▶ [REQUIRED TASK]
Rewrite the items below, changing "scan-dot" to "scan-mark" wherever it occurs and leaving everything else unchanged.

▶ [Stored items]

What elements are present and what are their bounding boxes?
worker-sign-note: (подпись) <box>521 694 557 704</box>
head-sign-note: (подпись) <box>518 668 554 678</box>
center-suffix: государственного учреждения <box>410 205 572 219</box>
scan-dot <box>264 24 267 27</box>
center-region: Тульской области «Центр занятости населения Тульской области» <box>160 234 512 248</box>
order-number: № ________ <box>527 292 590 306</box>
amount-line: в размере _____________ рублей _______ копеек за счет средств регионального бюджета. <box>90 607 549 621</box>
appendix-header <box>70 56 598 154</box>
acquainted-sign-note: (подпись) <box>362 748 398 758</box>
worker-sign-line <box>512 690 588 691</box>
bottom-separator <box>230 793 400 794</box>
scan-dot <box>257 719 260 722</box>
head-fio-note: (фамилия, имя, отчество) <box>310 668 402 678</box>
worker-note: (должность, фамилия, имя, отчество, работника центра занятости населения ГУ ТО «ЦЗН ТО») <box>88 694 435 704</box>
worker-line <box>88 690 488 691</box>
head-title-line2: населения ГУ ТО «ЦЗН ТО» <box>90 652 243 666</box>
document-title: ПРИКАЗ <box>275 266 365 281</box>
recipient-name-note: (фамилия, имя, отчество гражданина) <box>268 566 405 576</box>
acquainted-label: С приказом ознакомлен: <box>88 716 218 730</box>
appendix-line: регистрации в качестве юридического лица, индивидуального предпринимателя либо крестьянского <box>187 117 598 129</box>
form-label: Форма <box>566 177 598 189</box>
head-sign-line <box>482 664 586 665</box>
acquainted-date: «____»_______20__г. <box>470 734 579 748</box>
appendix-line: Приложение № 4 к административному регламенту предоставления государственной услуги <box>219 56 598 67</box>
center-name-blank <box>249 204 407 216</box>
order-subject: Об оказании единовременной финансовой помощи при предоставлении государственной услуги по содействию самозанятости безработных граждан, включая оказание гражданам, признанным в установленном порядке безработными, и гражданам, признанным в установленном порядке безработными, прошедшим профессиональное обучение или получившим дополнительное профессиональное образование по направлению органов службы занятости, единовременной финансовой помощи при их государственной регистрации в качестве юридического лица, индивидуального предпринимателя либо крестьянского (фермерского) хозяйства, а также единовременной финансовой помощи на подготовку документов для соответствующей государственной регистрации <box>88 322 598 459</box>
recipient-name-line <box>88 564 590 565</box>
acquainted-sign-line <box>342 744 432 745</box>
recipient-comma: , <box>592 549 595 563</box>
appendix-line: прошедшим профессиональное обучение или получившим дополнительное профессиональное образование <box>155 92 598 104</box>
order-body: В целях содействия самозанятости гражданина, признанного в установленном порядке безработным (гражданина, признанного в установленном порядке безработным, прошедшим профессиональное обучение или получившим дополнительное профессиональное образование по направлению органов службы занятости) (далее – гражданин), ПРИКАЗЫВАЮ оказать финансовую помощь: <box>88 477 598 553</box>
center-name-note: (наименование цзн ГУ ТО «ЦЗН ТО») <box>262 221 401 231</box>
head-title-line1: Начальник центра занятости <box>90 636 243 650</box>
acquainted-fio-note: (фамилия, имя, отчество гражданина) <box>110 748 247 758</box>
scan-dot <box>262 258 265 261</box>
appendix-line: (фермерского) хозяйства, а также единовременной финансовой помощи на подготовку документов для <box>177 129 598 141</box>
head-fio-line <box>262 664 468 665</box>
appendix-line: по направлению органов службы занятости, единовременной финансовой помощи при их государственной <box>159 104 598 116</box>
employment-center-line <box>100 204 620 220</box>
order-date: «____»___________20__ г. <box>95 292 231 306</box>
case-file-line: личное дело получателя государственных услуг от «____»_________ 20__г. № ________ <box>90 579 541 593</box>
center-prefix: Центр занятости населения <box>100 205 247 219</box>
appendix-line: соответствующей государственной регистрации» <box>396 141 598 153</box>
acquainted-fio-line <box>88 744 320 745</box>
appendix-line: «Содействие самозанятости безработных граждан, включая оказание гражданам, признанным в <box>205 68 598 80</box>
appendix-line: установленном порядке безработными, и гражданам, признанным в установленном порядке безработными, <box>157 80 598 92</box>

▶ [ANSWER TO THIS EXERCISE]
What elements are present and what are their bounding boxes?
worker-sign-note: (подпись) <box>521 694 557 704</box>
head-sign-note: (подпись) <box>518 668 554 678</box>
center-suffix: государственного учреждения <box>410 205 572 219</box>
scan-mark <box>264 24 267 27</box>
center-region: Тульской области «Центр занятости населения Тульской области» <box>160 234 512 248</box>
order-number: № ________ <box>527 292 590 306</box>
amount-line: в размере _____________ рублей _______ копеек за счет средств регионального бюджета. <box>90 607 549 621</box>
appendix-header <box>70 56 598 154</box>
acquainted-sign-note: (подпись) <box>362 748 398 758</box>
worker-sign-line <box>512 690 588 691</box>
bottom-separator <box>230 793 400 794</box>
scan-mark <box>257 719 260 722</box>
head-fio-note: (фамилия, имя, отчество) <box>310 668 402 678</box>
worker-note: (должность, фамилия, имя, отчество, работника центра занятости населения ГУ ТО «ЦЗН ТО») <box>88 694 435 704</box>
worker-line <box>88 690 488 691</box>
head-title-line2: населения ГУ ТО «ЦЗН ТО» <box>90 652 243 666</box>
document-title: ПРИКАЗ <box>275 266 365 281</box>
recipient-name-note: (фамилия, имя, отчество гражданина) <box>268 566 405 576</box>
acquainted-label: С приказом ознакомлен: <box>88 716 218 730</box>
appendix-line: регистрации в качестве юридического лица, индивидуального предпринимателя либо крестьянского <box>187 117 598 129</box>
form-label: Форма <box>566 177 598 189</box>
head-sign-line <box>482 664 586 665</box>
acquainted-date: «____»_______20__г. <box>470 734 579 748</box>
appendix-line: Приложение № 4 к административному регламенту предоставления государственной услуги <box>219 56 598 67</box>
center-name-blank <box>249 204 407 216</box>
order-subject: Об оказании единовременной финансовой помощи при предоставлении государственной услуги по содействию самозанятости безработных граждан, включая оказание гражданам, признанным в установленном порядке безработными, и гражданам, признанным в установленном порядке безработными, прошедшим профессиональное обучение или получившим дополнительное профессиональное образование по направлению органов службы занятости, единовременной финансовой помощи при их государственной регистрации в качестве юридического лица, индивидуального предпринимателя либо крестьянского (фермерского) хозяйства, а также единовременной финансовой помощи на подготовку документов для соответствующей государственной регистрации <box>88 322 598 459</box>
recipient-name-line <box>88 564 590 565</box>
acquainted-sign-line <box>342 744 432 745</box>
recipient-comma: , <box>592 549 595 563</box>
appendix-line: прошедшим профессиональное обучение или получившим дополнительное профессиональное образование <box>155 92 598 104</box>
order-body: В целях содействия самозанятости гражданина, признанного в установленном порядке безработным (гражданина, признанного в установленном порядке безработным, прошедшим профессиональное обучение или получившим дополнительное профессиональное образование по направлению органов службы занятости) (далее – гражданин), ПРИКАЗЫВАЮ оказать финансовую помощь: <box>88 477 598 553</box>
center-name-note: (наименование цзн ГУ ТО «ЦЗН ТО») <box>262 221 401 231</box>
head-title-line1: Начальник центра занятости <box>90 636 243 650</box>
acquainted-fio-note: (фамилия, имя, отчество гражданина) <box>110 748 247 758</box>
scan-mark <box>262 258 265 261</box>
appendix-line: (фермерского) хозяйства, а также единовременной финансовой помощи на подготовку документов для <box>177 129 598 141</box>
head-fio-line <box>262 664 468 665</box>
appendix-line: по направлению органов службы занятости, единовременной финансовой помощи при их государственной <box>159 104 598 116</box>
employment-center-line <box>100 204 620 220</box>
order-date: «____»___________20__ г. <box>95 292 231 306</box>
case-file-line: личное дело получателя государственных услуг от «____»_________ 20__г. № ________ <box>90 579 541 593</box>
center-prefix: Центр занятости населения <box>100 205 247 219</box>
appendix-line: соответствующей государственной регистрации» <box>396 141 598 153</box>
acquainted-fio-line <box>88 744 320 745</box>
appendix-line: «Содействие самозанятости безработных граждан, включая оказание гражданам, признанным в <box>205 68 598 80</box>
appendix-line: установленном порядке безработными, и гражданам, признанным в установленном порядке безработными, <box>157 80 598 92</box>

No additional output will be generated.